> _STATED GOAL_:
Find how many lines hold the word "this". Give only the number.

> _DATA LISTING_:
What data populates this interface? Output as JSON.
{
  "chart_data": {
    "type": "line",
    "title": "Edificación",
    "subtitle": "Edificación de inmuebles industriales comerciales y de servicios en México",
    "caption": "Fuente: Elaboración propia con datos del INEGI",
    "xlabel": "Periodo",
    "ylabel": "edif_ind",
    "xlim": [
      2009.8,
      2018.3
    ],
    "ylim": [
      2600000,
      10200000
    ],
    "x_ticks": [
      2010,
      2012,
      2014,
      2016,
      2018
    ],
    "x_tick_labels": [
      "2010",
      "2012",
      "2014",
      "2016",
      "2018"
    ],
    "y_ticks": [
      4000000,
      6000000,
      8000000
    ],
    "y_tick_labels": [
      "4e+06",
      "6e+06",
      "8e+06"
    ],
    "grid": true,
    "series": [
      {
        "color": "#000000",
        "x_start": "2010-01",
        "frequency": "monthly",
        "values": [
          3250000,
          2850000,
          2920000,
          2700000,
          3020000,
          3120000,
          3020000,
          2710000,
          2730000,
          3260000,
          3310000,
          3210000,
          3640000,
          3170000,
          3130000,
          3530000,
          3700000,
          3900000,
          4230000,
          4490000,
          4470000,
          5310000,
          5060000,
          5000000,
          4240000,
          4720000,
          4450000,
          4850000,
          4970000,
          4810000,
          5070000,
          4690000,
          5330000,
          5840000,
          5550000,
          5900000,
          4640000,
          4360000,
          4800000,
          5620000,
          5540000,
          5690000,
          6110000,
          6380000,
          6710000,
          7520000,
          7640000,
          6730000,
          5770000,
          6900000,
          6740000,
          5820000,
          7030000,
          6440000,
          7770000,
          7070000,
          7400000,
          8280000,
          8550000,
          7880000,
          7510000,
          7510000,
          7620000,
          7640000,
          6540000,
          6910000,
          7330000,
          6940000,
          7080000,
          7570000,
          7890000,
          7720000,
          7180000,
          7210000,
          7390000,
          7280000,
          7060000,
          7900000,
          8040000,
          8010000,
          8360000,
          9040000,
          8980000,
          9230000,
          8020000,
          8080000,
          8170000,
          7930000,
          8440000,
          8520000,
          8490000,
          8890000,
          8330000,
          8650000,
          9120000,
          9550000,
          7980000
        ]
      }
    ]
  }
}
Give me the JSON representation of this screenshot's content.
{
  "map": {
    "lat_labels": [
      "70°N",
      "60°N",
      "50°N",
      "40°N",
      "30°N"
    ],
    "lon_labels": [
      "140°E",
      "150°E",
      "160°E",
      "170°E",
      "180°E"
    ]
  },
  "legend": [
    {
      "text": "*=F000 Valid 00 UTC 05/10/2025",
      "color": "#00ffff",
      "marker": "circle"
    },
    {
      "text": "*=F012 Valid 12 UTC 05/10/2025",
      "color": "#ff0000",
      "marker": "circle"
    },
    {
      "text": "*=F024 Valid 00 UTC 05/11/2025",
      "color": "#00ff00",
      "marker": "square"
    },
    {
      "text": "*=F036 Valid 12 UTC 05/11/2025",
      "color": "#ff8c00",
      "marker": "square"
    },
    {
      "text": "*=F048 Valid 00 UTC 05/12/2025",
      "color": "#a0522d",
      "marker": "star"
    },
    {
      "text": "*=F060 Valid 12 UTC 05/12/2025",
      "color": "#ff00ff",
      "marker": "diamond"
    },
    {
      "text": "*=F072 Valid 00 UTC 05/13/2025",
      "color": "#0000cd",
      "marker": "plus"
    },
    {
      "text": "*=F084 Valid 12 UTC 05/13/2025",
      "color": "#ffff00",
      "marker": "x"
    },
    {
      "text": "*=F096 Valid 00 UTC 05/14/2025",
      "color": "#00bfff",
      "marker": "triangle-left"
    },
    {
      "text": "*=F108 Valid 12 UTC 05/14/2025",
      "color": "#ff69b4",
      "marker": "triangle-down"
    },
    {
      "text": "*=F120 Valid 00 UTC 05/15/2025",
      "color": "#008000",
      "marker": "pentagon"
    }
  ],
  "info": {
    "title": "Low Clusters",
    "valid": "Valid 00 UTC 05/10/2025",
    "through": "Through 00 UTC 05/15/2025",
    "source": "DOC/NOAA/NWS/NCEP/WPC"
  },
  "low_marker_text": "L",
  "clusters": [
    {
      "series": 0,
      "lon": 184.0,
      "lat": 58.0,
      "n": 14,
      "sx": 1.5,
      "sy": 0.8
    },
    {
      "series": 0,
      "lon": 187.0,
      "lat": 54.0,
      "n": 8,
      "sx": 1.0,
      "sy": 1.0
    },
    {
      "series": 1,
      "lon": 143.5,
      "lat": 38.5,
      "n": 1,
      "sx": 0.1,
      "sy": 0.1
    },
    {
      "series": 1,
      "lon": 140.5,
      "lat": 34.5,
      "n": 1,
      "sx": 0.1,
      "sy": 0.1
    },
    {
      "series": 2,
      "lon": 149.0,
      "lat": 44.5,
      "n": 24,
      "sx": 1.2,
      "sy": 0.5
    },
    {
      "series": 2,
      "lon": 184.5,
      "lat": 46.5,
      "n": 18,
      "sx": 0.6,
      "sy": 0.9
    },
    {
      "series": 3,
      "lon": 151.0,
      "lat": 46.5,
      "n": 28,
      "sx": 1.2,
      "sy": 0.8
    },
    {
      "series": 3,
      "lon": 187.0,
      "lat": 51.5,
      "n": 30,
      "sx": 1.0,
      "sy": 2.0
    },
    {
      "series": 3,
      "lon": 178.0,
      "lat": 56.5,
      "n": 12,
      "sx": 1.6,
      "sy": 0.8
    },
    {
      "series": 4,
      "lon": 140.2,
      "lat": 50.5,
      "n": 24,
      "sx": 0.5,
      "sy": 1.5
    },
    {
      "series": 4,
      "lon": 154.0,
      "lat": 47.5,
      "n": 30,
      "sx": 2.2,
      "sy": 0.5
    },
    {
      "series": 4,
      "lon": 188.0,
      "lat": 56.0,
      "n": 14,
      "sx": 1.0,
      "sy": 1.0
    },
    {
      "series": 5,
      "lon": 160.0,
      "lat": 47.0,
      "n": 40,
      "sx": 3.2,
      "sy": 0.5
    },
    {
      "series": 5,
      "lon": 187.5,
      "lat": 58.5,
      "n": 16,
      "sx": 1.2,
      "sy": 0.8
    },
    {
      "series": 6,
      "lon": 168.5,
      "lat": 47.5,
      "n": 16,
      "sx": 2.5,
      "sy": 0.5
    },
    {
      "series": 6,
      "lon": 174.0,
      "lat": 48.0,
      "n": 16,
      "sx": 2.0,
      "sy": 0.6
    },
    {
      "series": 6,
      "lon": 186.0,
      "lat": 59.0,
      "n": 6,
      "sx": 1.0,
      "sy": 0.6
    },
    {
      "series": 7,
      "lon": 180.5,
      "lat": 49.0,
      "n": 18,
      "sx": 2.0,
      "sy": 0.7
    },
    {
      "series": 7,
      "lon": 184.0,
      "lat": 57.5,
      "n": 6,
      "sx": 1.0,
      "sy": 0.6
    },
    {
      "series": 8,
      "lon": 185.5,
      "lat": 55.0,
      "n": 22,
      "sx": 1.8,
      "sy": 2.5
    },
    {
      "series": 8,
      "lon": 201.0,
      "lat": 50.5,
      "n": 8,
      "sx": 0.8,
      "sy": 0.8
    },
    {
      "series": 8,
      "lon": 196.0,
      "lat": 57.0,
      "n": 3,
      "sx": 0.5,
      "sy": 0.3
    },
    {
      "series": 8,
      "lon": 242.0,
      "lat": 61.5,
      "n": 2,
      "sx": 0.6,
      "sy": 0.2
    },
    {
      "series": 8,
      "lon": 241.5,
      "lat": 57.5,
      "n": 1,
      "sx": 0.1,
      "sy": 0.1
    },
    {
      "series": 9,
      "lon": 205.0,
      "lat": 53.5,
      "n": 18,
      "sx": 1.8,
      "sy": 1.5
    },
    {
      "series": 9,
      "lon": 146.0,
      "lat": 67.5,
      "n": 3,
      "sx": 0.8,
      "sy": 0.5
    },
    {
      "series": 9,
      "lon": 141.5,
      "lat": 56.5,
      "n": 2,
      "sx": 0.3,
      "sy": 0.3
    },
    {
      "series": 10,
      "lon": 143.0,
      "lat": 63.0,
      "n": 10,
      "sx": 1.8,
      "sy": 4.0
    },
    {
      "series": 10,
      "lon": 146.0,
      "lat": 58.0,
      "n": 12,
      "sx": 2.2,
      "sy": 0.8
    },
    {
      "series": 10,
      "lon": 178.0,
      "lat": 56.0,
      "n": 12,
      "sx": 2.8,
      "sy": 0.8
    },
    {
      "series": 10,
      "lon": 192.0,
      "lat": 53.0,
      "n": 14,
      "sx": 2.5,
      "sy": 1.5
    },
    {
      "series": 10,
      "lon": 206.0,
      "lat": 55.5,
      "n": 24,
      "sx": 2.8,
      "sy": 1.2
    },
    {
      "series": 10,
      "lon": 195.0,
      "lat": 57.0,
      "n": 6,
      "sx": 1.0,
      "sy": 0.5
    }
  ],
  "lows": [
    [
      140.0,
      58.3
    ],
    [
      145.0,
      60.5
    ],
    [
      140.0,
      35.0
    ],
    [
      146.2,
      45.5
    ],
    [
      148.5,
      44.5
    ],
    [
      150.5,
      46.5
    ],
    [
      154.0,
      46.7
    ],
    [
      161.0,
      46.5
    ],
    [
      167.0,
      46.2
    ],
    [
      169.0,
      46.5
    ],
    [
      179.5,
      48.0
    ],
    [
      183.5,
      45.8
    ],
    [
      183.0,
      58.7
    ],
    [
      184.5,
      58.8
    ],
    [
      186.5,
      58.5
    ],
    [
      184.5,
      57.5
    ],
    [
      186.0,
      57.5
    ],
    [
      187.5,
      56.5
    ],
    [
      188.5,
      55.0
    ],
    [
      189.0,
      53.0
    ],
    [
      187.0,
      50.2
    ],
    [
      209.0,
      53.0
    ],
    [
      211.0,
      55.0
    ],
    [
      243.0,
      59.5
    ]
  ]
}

> _WRITTEN ANSWER_:
2